● Supplied data:
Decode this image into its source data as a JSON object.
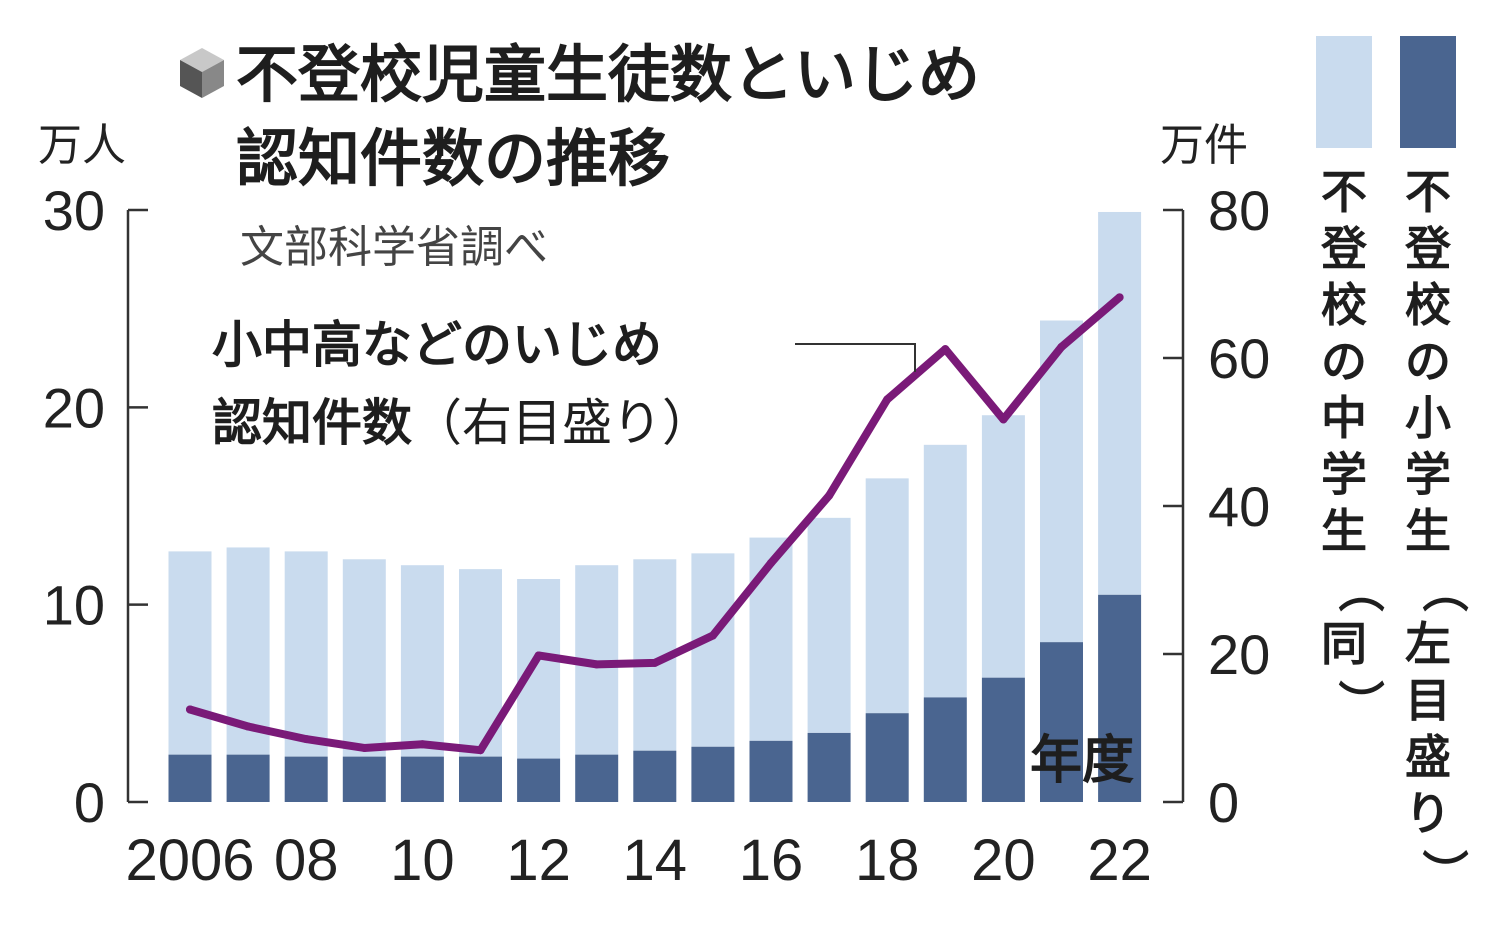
{
  "chart_data": {
    "type": "bar+line",
    "title_line1": "不登校児童生徒数といじめ",
    "title_line2": "認知件数の推移",
    "source": "文部科学省調べ",
    "x": [
      2006,
      2007,
      2008,
      2009,
      2010,
      2011,
      2012,
      2013,
      2014,
      2015,
      2016,
      2017,
      2018,
      2019,
      2020,
      2021,
      2022
    ],
    "x_tick_labels": [
      {
        "year": 2006,
        "label": "2006"
      },
      {
        "year": 2008,
        "label": "08"
      },
      {
        "year": 2010,
        "label": "10"
      },
      {
        "year": 2012,
        "label": "12"
      },
      {
        "year": 2014,
        "label": "14"
      },
      {
        "year": 2016,
        "label": "16"
      },
      {
        "year": 2018,
        "label": "18"
      },
      {
        "year": 2020,
        "label": "20"
      },
      {
        "year": 2022,
        "label": "22"
      }
    ],
    "x_axis_label": "年度",
    "left_axis": {
      "unit": "万人",
      "range": [
        0,
        30
      ],
      "ticks": [
        0,
        10,
        20,
        30
      ]
    },
    "right_axis": {
      "unit": "万件",
      "range": [
        0,
        80
      ],
      "ticks": [
        0,
        20,
        40,
        60,
        80
      ]
    },
    "series": [
      {
        "name": "不登校の小学生（左目盛り）",
        "kind": "stacked-bar-bottom",
        "axis": "left",
        "color": "#4a6590",
        "values": [
          2.4,
          2.4,
          2.3,
          2.3,
          2.3,
          2.3,
          2.2,
          2.4,
          2.6,
          2.8,
          3.1,
          3.5,
          4.5,
          5.3,
          6.3,
          8.1,
          10.5
        ]
      },
      {
        "name": "不登校の中学生（同）",
        "kind": "stacked-bar-top",
        "axis": "left",
        "color": "#c9dbee",
        "values": [
          10.3,
          10.5,
          10.4,
          10.0,
          9.7,
          9.5,
          9.1,
          9.6,
          9.7,
          9.8,
          10.3,
          10.9,
          11.9,
          12.8,
          13.3,
          16.3,
          19.4
        ]
      },
      {
        "name": "小中高などのいじめ認知件数（右目盛り）",
        "kind": "line",
        "axis": "right",
        "color": "#7a1a78",
        "values": [
          12.5,
          10.2,
          8.5,
          7.3,
          7.8,
          7.0,
          19.8,
          18.6,
          18.8,
          22.5,
          32.3,
          41.4,
          54.4,
          61.2,
          51.7,
          61.5,
          68.2
        ]
      }
    ],
    "line_annotation_line1": "小中高などのいじめ",
    "line_annotation_line2_bold": "認知件数",
    "line_annotation_line2_light": "（右目盛り）",
    "legend": [
      {
        "text": "不登校の小学生",
        "paren": "（左目盛り）",
        "color": "#4a6590"
      },
      {
        "text": "不登校の中学生",
        "paren": "（同）",
        "color": "#c9dbee"
      }
    ]
  }
}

● Description of the task:
Go through the material above and print all of it exactly, except the pictures.

● Result below:
Decode this image into its source data as a JSON object.
{
  "chart_data": {
    "type": "bar+line",
    "title_line1": "不登校児童生徒数といじめ",
    "title_line2": "認知件数の推移",
    "source": "文部科学省調べ",
    "x": [
      2006,
      2007,
      2008,
      2009,
      2010,
      2011,
      2012,
      2013,
      2014,
      2015,
      2016,
      2017,
      2018,
      2019,
      2020,
      2021,
      2022
    ],
    "x_tick_labels": [
      {
        "year": 2006,
        "label": "2006"
      },
      {
        "year": 2008,
        "label": "08"
      },
      {
        "year": 2010,
        "label": "10"
      },
      {
        "year": 2012,
        "label": "12"
      },
      {
        "year": 2014,
        "label": "14"
      },
      {
        "year": 2016,
        "label": "16"
      },
      {
        "year": 2018,
        "label": "18"
      },
      {
        "year": 2020,
        "label": "20"
      },
      {
        "year": 2022,
        "label": "22"
      }
    ],
    "x_axis_label": "年度",
    "left_axis": {
      "unit": "万人",
      "range": [
        0,
        30
      ],
      "ticks": [
        0,
        10,
        20,
        30
      ]
    },
    "right_axis": {
      "unit": "万件",
      "range": [
        0,
        80
      ],
      "ticks": [
        0,
        20,
        40,
        60,
        80
      ]
    },
    "series": [
      {
        "name": "不登校の小学生（左目盛り）",
        "kind": "stacked-bar-bottom",
        "axis": "left",
        "color": "#4a6590",
        "values": [
          2.4,
          2.4,
          2.3,
          2.3,
          2.3,
          2.3,
          2.2,
          2.4,
          2.6,
          2.8,
          3.1,
          3.5,
          4.5,
          5.3,
          6.3,
          8.1,
          10.5
        ]
      },
      {
        "name": "不登校の中学生（同）",
        "kind": "stacked-bar-top",
        "axis": "left",
        "color": "#c9dbee",
        "values": [
          10.3,
          10.5,
          10.4,
          10.0,
          9.7,
          9.5,
          9.1,
          9.6,
          9.7,
          9.8,
          10.3,
          10.9,
          11.9,
          12.8,
          13.3,
          16.3,
          19.4
        ]
      },
      {
        "name": "小中高などのいじめ認知件数（右目盛り）",
        "kind": "line",
        "axis": "right",
        "color": "#7a1a78",
        "values": [
          12.5,
          10.2,
          8.5,
          7.3,
          7.8,
          7.0,
          19.8,
          18.6,
          18.8,
          22.5,
          32.3,
          41.4,
          54.4,
          61.2,
          51.7,
          61.5,
          68.2
        ]
      }
    ],
    "line_annotation_line1": "小中高などのいじめ",
    "line_annotation_line2_bold": "認知件数",
    "line_annotation_line2_light": "（右目盛り）",
    "legend": [
      {
        "text": "不登校の小学生",
        "paren": "（左目盛り）",
        "color": "#4a6590"
      },
      {
        "text": "不登校の中学生",
        "paren": "（同）",
        "color": "#c9dbee"
      }
    ]
  }
}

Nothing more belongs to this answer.